[Your goal] Repeat the full listing, word for word.

— START Supplied entries —

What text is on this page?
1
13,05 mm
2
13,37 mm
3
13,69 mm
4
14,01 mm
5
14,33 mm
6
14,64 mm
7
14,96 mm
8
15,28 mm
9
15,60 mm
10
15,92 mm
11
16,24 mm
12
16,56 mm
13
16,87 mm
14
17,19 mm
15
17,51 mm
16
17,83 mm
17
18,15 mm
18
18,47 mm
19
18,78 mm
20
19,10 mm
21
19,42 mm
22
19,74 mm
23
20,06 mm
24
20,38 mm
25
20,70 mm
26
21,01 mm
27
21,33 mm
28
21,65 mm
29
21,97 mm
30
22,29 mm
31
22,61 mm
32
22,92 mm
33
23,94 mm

— END Supplied entries —

[Answer for the task]
What text is on this page?
1
13,05 mm
2
13,37 mm
3
13,69 mm
4
14,01 mm
5
14,33 mm
6
14,64 mm
7
14,96 mm
8
15,28 mm
9
15,60 mm
10
15,92 mm
11
16,24 mm
12
16,56 mm
13
16,87 mm
14
17,19 mm
15
17,51 mm
16
17,83 mm
17
18,15 mm
18
18,47 mm
19
18,78 mm
20
19,10 mm
21
19,42 mm
22
19,74 mm
23
20,06 mm
24
20,38 mm
25
20,70 mm
26
21,01 mm
27
21,33 mm
28
21,65 mm
29
21,97 mm
30
22,29 mm
31
22,61 mm
32
22,92 mm
33
23,94 mm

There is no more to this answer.